» **Task prompt**: Return all the data below as it stands, minus the pictures.

/---

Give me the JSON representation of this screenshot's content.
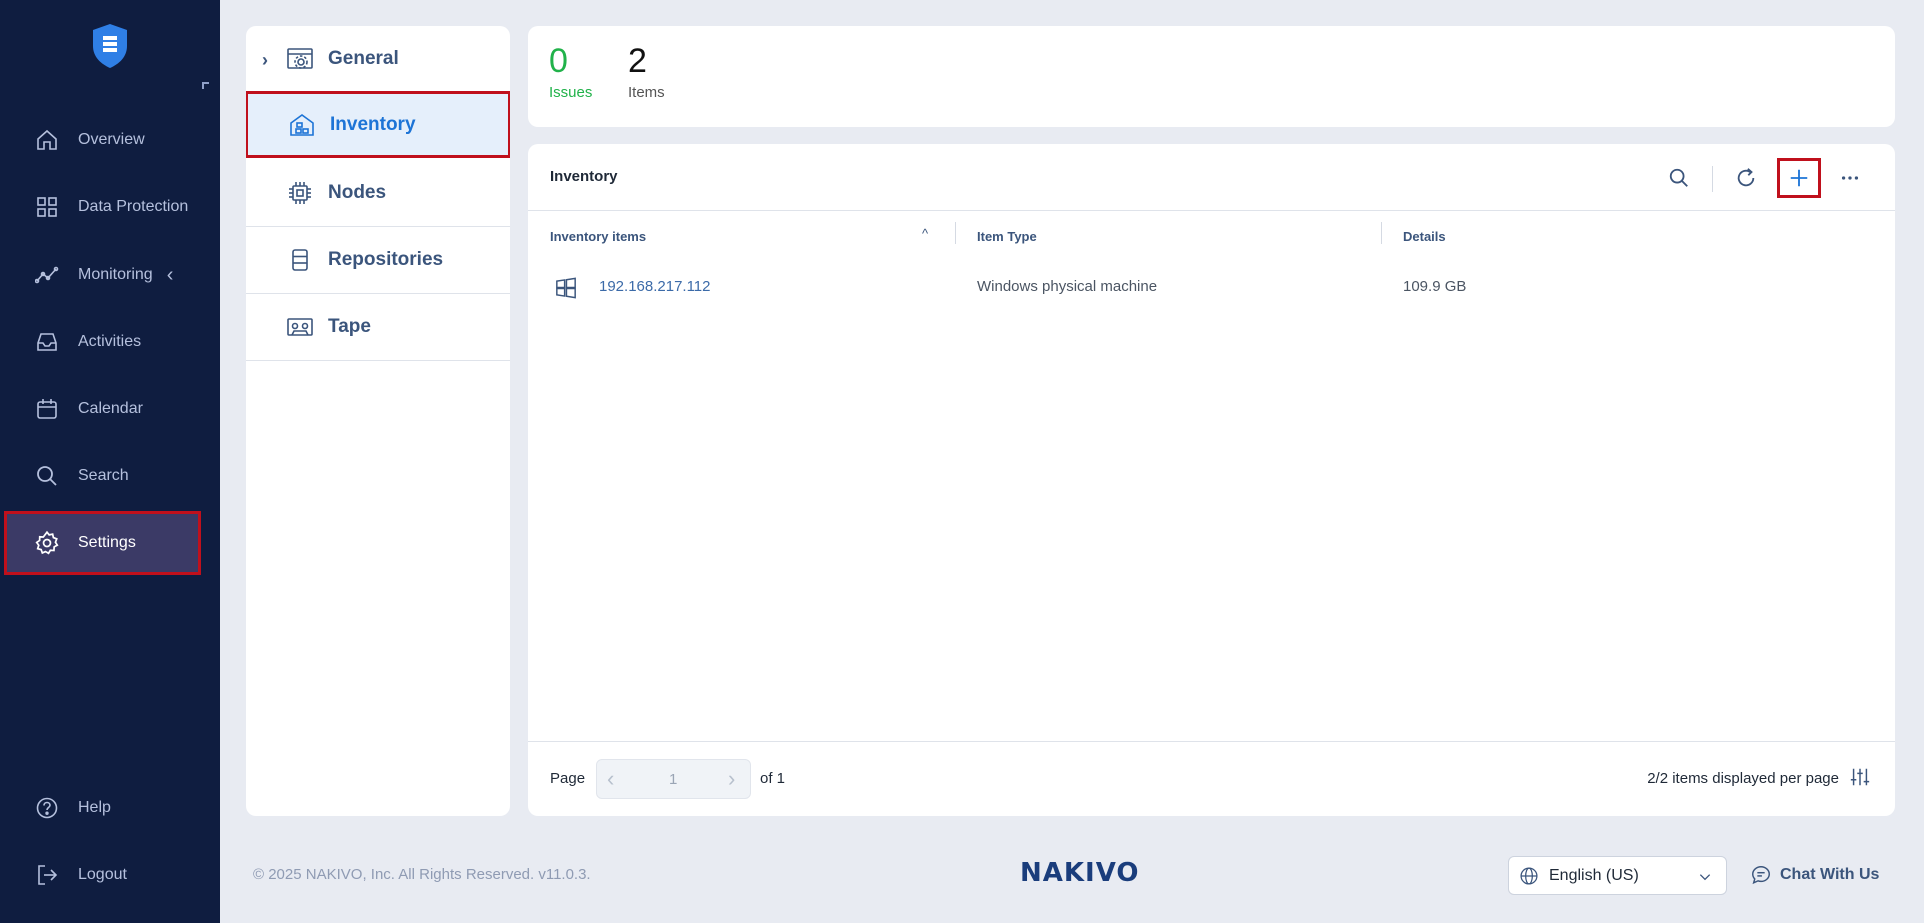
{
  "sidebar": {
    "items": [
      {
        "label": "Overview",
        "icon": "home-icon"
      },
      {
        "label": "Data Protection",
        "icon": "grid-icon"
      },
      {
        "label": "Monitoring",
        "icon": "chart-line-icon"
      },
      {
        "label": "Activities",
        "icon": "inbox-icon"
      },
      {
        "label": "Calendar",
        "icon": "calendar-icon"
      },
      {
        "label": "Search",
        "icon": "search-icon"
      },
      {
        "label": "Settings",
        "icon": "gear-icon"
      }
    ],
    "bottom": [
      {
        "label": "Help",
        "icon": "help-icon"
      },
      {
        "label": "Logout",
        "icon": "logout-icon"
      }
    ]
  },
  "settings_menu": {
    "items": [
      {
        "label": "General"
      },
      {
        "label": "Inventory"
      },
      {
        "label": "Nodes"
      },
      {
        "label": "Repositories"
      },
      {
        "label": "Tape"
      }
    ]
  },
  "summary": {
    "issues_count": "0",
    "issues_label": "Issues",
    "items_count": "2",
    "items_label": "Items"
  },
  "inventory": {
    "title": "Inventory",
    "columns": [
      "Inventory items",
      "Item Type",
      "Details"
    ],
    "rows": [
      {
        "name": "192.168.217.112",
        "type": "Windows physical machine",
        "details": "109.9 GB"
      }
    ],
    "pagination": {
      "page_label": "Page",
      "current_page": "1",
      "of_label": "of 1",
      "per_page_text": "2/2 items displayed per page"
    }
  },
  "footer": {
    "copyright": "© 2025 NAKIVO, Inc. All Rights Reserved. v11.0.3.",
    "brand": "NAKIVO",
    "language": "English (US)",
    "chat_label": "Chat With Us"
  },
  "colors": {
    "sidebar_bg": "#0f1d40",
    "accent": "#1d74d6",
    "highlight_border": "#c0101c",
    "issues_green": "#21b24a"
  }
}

\---

» **Solution to the exercise**:
Give me the JSON representation of this screenshot's content.
{
  "sidebar": {
    "items": [
      {
        "label": "Overview",
        "icon": "home-icon"
      },
      {
        "label": "Data Protection",
        "icon": "grid-icon"
      },
      {
        "label": "Monitoring",
        "icon": "chart-line-icon"
      },
      {
        "label": "Activities",
        "icon": "inbox-icon"
      },
      {
        "label": "Calendar",
        "icon": "calendar-icon"
      },
      {
        "label": "Search",
        "icon": "search-icon"
      },
      {
        "label": "Settings",
        "icon": "gear-icon"
      }
    ],
    "bottom": [
      {
        "label": "Help",
        "icon": "help-icon"
      },
      {
        "label": "Logout",
        "icon": "logout-icon"
      }
    ]
  },
  "settings_menu": {
    "items": [
      {
        "label": "General"
      },
      {
        "label": "Inventory"
      },
      {
        "label": "Nodes"
      },
      {
        "label": "Repositories"
      },
      {
        "label": "Tape"
      }
    ]
  },
  "summary": {
    "issues_count": "0",
    "issues_label": "Issues",
    "items_count": "2",
    "items_label": "Items"
  },
  "inventory": {
    "title": "Inventory",
    "columns": [
      "Inventory items",
      "Item Type",
      "Details"
    ],
    "rows": [
      {
        "name": "192.168.217.112",
        "type": "Windows physical machine",
        "details": "109.9 GB"
      }
    ],
    "pagination": {
      "page_label": "Page",
      "current_page": "1",
      "of_label": "of 1",
      "per_page_text": "2/2 items displayed per page"
    }
  },
  "footer": {
    "copyright": "© 2025 NAKIVO, Inc. All Rights Reserved. v11.0.3.",
    "brand": "NAKIVO",
    "language": "English (US)",
    "chat_label": "Chat With Us"
  },
  "colors": {
    "sidebar_bg": "#0f1d40",
    "accent": "#1d74d6",
    "highlight_border": "#c0101c",
    "issues_green": "#21b24a"
  }
}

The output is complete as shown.